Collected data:
--- Begin ---

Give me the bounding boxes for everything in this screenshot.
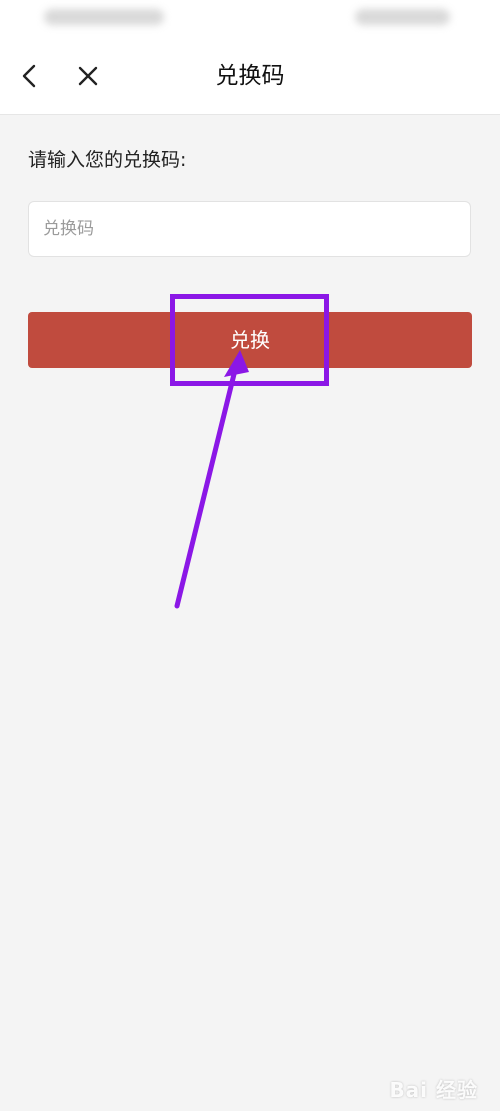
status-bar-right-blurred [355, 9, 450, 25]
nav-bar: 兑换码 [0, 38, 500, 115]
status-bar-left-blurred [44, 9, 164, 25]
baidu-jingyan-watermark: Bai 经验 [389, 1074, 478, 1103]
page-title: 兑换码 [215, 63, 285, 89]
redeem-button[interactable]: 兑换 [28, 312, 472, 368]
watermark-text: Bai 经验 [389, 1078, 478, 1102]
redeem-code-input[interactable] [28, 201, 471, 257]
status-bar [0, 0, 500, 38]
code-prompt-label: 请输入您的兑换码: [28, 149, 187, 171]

--- End ---
--- Begin ---

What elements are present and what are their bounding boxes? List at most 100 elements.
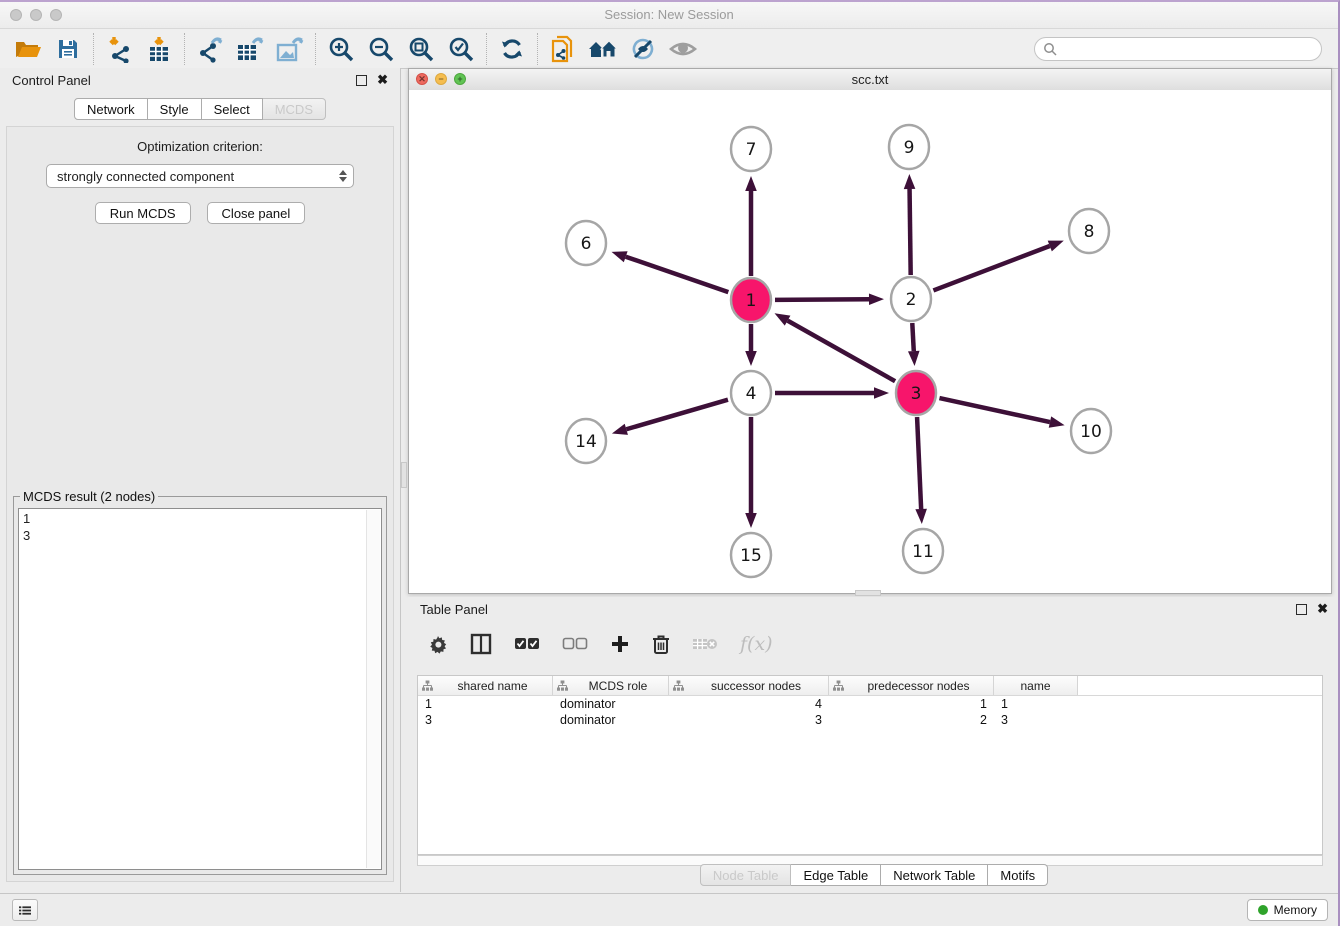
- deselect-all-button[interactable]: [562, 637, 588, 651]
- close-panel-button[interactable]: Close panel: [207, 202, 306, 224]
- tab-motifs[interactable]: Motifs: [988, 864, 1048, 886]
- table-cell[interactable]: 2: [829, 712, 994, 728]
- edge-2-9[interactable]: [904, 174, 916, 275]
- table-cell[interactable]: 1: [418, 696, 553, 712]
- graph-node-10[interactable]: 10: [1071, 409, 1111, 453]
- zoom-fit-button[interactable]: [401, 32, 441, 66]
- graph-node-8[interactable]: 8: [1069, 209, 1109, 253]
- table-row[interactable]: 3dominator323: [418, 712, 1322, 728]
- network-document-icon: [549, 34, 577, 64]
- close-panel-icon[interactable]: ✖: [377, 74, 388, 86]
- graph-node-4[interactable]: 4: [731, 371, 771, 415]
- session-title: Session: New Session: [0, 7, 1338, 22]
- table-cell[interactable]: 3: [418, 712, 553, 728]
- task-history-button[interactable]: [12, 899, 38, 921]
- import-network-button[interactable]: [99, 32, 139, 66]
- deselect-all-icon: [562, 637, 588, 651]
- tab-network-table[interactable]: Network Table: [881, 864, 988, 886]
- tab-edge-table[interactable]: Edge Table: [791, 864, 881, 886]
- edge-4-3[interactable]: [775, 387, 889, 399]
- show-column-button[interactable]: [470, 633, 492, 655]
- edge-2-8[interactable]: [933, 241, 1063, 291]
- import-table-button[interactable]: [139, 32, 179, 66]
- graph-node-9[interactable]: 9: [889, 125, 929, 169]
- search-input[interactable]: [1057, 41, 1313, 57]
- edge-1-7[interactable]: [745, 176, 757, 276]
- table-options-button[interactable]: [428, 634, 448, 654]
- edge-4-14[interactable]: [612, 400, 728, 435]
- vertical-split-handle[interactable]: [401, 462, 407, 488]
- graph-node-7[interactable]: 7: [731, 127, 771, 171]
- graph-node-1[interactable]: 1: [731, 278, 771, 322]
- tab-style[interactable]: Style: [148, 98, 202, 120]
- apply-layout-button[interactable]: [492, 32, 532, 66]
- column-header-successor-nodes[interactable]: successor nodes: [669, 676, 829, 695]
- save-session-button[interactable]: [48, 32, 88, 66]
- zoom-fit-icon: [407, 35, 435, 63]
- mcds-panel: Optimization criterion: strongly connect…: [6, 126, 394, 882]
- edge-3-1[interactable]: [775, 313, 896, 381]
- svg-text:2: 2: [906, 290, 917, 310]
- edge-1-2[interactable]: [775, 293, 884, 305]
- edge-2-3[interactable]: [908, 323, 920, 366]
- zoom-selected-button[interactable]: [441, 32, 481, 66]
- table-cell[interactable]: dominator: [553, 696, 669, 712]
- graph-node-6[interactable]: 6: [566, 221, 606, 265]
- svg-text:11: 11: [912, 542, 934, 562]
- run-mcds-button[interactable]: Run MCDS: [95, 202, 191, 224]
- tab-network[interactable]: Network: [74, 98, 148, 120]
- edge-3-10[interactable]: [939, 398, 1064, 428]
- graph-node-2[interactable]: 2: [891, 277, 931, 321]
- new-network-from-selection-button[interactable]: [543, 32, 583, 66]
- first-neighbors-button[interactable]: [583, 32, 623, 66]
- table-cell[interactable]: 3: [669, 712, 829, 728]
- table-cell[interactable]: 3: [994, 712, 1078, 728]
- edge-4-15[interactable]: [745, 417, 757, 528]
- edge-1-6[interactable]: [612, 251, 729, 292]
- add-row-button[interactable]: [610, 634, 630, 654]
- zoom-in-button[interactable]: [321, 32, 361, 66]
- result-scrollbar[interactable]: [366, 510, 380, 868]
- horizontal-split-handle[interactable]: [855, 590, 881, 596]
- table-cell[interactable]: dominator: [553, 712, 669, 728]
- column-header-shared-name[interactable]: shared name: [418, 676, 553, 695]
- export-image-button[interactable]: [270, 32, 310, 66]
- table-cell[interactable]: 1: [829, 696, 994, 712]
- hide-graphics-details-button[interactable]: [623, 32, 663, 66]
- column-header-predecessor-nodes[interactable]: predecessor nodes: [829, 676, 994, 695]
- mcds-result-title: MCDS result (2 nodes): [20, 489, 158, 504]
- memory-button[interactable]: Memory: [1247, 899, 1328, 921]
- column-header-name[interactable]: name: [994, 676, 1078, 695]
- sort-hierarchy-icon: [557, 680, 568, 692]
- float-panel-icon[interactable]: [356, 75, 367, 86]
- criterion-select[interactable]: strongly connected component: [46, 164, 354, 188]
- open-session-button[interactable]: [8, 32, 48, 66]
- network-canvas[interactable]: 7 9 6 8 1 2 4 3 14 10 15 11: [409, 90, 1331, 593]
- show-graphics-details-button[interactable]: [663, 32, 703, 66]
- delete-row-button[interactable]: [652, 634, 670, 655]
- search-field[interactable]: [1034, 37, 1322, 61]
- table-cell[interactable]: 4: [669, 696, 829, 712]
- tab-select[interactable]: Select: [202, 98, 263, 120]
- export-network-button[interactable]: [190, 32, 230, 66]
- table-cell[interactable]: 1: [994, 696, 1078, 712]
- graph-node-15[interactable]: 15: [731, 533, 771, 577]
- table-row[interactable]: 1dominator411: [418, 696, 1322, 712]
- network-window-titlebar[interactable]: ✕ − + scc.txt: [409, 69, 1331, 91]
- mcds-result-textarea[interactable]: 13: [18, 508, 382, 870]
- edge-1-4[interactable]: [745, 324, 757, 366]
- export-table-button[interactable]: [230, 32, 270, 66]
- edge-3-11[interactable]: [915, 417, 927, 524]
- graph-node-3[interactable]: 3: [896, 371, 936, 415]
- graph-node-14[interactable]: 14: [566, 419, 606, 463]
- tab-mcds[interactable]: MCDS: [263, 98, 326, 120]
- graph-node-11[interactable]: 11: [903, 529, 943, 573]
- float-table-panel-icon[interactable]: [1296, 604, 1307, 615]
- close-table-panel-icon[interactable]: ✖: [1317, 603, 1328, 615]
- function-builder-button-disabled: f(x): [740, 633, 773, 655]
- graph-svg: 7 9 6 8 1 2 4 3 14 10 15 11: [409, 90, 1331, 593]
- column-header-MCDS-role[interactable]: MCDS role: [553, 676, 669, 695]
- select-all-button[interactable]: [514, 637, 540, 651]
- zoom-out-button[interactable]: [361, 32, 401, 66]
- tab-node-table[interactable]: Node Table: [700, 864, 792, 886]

--- End ---

*WHAT THE TASK REQUIRES:* Can you turn everything in the material from the line containing "- deselect-all-button[interactable]: [562, 637, 588, 651]" down to the line containing "- svg-text:2: 2: [906, 290, 917, 310]", both included, into a JSON list of strings with one string per line and no blank lines?

*TASK ANSWER:*
[
  "- deselect-all-button[interactable]: [562, 637, 588, 651]",
  "- close-panel-button[interactable]: Close panel: [207, 202, 306, 224]",
  "- tab-motifs[interactable]: Motifs: [988, 864, 1048, 886]",
  "- table-cell[interactable]: 2: [829, 712, 994, 728]",
  "- edge-2-9[interactable]: [904, 174, 916, 275]",
  "- table-cell[interactable]: 1: [418, 696, 553, 712]",
  "- graph-node-10[interactable]: 10: [1071, 409, 1111, 453]",
  "- zoom-fit-button[interactable]: [401, 32, 441, 66]",
  "- graph-node-8[interactable]: 8: [1069, 209, 1109, 253]",
  "- table-row[interactable]: 3dominator323: [418, 712, 1322, 728]",
  "- network-document-icon: [549, 34, 577, 64]",
  "- close-panel-icon[interactable]: ✖: [377, 74, 388, 86]",
  "- graph-node-4[interactable]: 4: [731, 371, 771, 415]",
  "- session-title: Session: New Session: [0, 7, 1338, 22]",
  "- table-cell[interactable]: 3: [418, 712, 553, 728]",
  "- task-history-button[interactable]: [12, 899, 38, 921]",
  "- import-network-button[interactable]: [99, 32, 139, 66]",
  "- deselect-all-icon: [562, 637, 588, 651]",
  "- tab-network-table[interactable]: Network Table: [881, 864, 988, 886]",
  "- tab-edge-table[interactable]: Edge Table: [791, 864, 881, 886]",
  "- edge-4-3[interactable]: [775, 387, 889, 399]",
  "- show-column-button[interactable]: [470, 633, 492, 655]",
  "- edge-2-8[interactable]: [933, 241, 1063, 291]",
  "- import-table-button[interactable]: [139, 32, 179, 66]",
  "- graph-node-9[interactable]: 9: [889, 125, 929, 169]",
  "- search-input[interactable]: [1057, 41, 1313, 57]",
  "- edge-1-7[interactable]: [745, 176, 757, 276]",
  "- table-options-button[interactable]: [428, 634, 448, 654]",
  "- edge-4-14[interactable]: [612, 400, 728, 435]",
  "- vertical-split-handle[interactable]: [401, 462, 407, 488]",
  "- graph-node-7[interactable]: 7: [731, 127, 771, 171]",
  "- graph-node-1[interactable]: 1: [731, 278, 771, 322]",
  "- tab-style[interactable]: Style: [148, 98, 202, 120]",
  "- apply-layout-button[interactable]: [492, 32, 532, 66]",
  "- column-header-successor-nodes[interactable]: successor nodes: [669, 676, 829, 695]",
  "- save-session-button[interactable]: [48, 32, 88, 66]",
  "- zoom-fit-icon: [407, 35, 435, 63]",
  "- mcds-panel: Optimization criterion: strongly connect…: [6, 126, 394, 882]",
  "- edge-3-1[interactable]: [775, 313, 896, 381]",
  "- svg-text:2: 2: [906, 290, 917, 310]"
]